- [Exercise objective]:
Lines containing "this" are to be counted. Report the count alone.

- [Material to process]:
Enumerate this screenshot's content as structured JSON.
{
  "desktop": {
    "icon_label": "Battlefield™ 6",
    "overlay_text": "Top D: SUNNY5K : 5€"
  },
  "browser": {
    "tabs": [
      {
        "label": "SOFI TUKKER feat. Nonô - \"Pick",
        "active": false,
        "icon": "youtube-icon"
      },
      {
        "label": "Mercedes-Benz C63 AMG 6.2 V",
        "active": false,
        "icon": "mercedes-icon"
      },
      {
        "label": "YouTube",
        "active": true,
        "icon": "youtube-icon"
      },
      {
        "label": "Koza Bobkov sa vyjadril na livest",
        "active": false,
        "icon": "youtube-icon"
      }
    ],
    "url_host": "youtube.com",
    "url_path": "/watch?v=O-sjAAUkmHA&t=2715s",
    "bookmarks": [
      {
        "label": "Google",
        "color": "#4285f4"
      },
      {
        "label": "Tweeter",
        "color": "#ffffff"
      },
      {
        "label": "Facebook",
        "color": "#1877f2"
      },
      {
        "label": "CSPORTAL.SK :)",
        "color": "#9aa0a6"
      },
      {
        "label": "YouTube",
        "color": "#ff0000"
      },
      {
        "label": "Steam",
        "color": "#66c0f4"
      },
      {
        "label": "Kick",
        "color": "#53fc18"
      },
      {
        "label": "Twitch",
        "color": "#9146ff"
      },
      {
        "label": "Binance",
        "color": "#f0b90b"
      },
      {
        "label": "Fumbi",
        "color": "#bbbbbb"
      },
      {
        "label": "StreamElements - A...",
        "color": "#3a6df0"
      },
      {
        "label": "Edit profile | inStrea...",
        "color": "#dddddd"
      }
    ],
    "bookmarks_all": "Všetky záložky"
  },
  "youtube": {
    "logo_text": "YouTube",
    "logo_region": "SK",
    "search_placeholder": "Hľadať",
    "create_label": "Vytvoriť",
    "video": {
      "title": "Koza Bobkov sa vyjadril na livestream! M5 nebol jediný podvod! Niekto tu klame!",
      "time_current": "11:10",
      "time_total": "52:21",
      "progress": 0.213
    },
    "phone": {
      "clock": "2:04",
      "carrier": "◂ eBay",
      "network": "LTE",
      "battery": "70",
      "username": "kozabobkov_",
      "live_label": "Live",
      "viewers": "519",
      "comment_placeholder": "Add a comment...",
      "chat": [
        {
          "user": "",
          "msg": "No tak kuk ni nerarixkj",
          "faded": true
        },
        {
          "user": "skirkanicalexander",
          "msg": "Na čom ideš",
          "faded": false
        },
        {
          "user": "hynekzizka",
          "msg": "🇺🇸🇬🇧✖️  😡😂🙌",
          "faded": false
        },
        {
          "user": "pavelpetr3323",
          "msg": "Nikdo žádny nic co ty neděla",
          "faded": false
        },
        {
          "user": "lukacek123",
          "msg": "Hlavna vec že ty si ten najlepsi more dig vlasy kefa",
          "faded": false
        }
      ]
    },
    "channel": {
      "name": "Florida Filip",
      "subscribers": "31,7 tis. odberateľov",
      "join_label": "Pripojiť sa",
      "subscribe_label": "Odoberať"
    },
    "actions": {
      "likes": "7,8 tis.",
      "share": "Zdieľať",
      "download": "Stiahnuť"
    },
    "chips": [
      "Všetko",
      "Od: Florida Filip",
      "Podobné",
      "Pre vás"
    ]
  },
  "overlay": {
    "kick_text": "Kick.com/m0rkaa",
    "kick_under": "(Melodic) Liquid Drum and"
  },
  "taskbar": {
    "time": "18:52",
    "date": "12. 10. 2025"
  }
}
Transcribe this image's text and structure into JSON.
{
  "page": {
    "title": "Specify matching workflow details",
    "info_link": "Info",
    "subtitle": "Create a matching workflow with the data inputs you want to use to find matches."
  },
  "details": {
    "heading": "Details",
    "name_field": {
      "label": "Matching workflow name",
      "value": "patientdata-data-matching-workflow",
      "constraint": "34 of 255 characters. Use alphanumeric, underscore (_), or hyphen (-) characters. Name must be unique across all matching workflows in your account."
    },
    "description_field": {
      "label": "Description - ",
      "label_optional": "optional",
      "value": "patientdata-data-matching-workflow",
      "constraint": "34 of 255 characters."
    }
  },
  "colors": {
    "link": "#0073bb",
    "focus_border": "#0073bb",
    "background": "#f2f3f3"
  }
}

- [Solved problem]:
2